SET PROBLEM.
Examine each line of the data. Copy those that contain the string "marker".

ENTRIES.

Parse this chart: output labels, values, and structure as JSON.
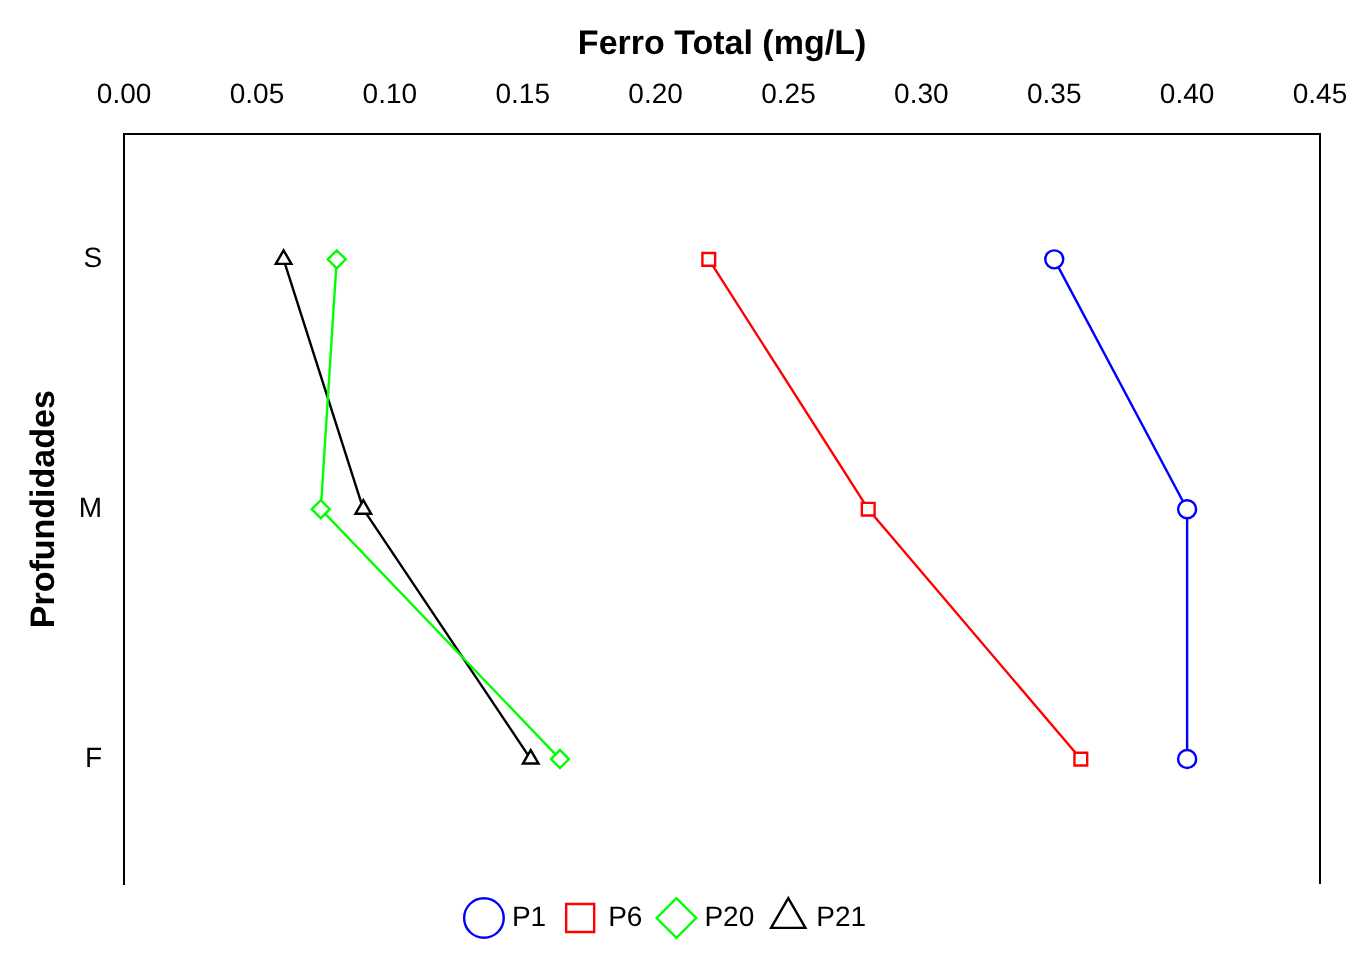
{
  "chart_data": {
    "type": "line",
    "xlabel": "Ferro Total (mg/L)",
    "ylabel": "Profundidades",
    "categories": [
      "S",
      "M",
      "F"
    ],
    "xlim": [
      0,
      0.45
    ],
    "xticks": [
      {
        "value": 0,
        "label": "0.00"
      },
      {
        "value": 0.05,
        "label": "0.05"
      },
      {
        "value": 0.1,
        "label": "0.10"
      },
      {
        "value": 0.15,
        "label": "0.15"
      },
      {
        "value": 0.2,
        "label": "0.20"
      },
      {
        "value": 0.25,
        "label": "0.25"
      },
      {
        "value": 0.3,
        "label": "0.30"
      },
      {
        "value": 0.35,
        "label": "0.35"
      },
      {
        "value": 0.4,
        "label": "0.40"
      },
      {
        "value": 0.45,
        "label": "0.45"
      }
    ],
    "orientation": "horizontal",
    "grid": false,
    "legend": "bottom",
    "line_style": "solid",
    "series": [
      {
        "name": "P1",
        "color": "#0000ff",
        "marker": "circle",
        "values": [
          0.35,
          0.4,
          0.4
        ]
      },
      {
        "name": "P6",
        "color": "#ff0000",
        "marker": "square",
        "values": [
          0.22,
          0.28,
          0.36
        ]
      },
      {
        "name": "P20",
        "color": "#00ff00",
        "marker": "diamond",
        "values": [
          0.08,
          0.074,
          0.164
        ]
      },
      {
        "name": "P21",
        "color": "#000000",
        "marker": "triangle",
        "values": [
          0.06,
          0.09,
          0.153
        ]
      }
    ]
  }
}
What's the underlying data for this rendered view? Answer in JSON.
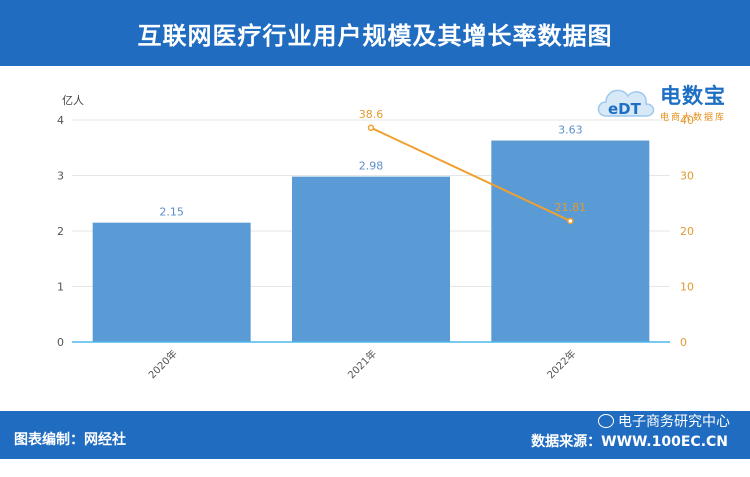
{
  "header": {
    "title": "互联网医疗行业用户规模及其增长率数据图"
  },
  "footer": {
    "left_text": "图表编制：网经社",
    "right_text": "数据来源：WWW.100EC.CN",
    "watermark_text": "电子商务研究中心"
  },
  "logo": {
    "main_text": "电数宝",
    "sub_text": "电商大数据库"
  },
  "colors": {
    "bar": "#5b9bd5",
    "line": "#f0a030",
    "header": "#1f6cc0"
  },
  "chart_data": {
    "type": "bar",
    "categories": [
      "2020年",
      "2021年",
      "2022年"
    ],
    "ylabel": "亿人",
    "ylim": [
      0,
      4
    ],
    "y_ticks": [
      0,
      1,
      2,
      3,
      4
    ],
    "y2lim": [
      0,
      40
    ],
    "y2_ticks": [
      0,
      10,
      20,
      30,
      40
    ],
    "grid": true,
    "series": [
      {
        "type": "bar",
        "axis": "left",
        "values": [
          2.15,
          2.98,
          3.63
        ],
        "labels": [
          "2.15",
          "2.98",
          "3.63"
        ]
      },
      {
        "type": "line",
        "axis": "right",
        "values": [
          null,
          38.6,
          21.81
        ],
        "labels": [
          "",
          "38.6",
          "21.81"
        ]
      }
    ]
  }
}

TASK ANSWER.
        "marker": "circle",
        "marker": "square",
        "marker": "diamond",
        "marker": "triangle",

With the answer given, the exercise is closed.